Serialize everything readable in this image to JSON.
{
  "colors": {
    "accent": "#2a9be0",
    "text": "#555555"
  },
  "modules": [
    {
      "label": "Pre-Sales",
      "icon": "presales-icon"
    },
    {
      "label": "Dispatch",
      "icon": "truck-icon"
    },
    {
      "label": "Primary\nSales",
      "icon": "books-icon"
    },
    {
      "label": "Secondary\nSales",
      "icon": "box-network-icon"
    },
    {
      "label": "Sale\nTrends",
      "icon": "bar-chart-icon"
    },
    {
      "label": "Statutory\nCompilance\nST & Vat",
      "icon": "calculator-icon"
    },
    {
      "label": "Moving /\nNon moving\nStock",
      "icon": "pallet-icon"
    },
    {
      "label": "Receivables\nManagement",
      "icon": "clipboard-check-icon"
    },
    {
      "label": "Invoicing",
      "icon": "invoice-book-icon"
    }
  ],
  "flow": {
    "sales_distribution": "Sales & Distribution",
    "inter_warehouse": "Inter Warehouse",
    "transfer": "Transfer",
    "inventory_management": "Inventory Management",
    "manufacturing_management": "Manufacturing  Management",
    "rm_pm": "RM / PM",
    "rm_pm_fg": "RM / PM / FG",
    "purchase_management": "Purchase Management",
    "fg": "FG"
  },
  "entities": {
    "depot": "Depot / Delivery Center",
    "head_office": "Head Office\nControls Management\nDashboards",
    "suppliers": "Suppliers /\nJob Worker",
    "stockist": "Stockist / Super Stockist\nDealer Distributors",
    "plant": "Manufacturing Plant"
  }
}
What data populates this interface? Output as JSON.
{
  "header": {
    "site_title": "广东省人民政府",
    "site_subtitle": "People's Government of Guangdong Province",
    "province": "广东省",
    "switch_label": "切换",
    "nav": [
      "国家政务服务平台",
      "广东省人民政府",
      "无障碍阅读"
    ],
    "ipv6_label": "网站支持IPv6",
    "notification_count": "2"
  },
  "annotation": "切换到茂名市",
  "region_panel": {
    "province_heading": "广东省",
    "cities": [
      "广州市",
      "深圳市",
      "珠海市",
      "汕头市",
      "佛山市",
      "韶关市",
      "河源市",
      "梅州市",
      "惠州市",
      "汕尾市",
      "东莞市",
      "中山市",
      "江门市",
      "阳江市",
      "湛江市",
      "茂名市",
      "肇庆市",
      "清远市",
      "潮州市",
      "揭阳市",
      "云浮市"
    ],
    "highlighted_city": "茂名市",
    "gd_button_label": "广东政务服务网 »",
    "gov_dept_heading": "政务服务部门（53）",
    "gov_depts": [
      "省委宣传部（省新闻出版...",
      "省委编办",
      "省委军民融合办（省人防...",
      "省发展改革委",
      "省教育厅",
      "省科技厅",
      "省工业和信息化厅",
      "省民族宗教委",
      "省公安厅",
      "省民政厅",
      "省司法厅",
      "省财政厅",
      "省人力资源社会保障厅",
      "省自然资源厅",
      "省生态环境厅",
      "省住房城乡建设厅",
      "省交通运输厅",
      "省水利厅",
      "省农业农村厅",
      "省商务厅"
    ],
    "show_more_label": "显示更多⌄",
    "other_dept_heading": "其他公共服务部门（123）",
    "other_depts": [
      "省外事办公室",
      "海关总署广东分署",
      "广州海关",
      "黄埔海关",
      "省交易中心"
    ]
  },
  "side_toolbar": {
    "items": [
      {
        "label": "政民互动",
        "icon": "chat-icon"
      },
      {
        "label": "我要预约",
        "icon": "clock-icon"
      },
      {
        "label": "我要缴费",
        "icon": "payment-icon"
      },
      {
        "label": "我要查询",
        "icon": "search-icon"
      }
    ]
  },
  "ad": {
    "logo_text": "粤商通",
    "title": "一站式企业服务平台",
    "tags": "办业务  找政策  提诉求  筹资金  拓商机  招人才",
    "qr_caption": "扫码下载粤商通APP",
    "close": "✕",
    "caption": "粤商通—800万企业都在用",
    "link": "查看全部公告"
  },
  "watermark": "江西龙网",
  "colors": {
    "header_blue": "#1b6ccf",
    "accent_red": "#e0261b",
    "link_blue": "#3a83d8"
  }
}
+ + + +
**TASK PROMPT**
Say how many lines of the data include the word "JSON". Respond with the number alone.

**SOLUTION**
2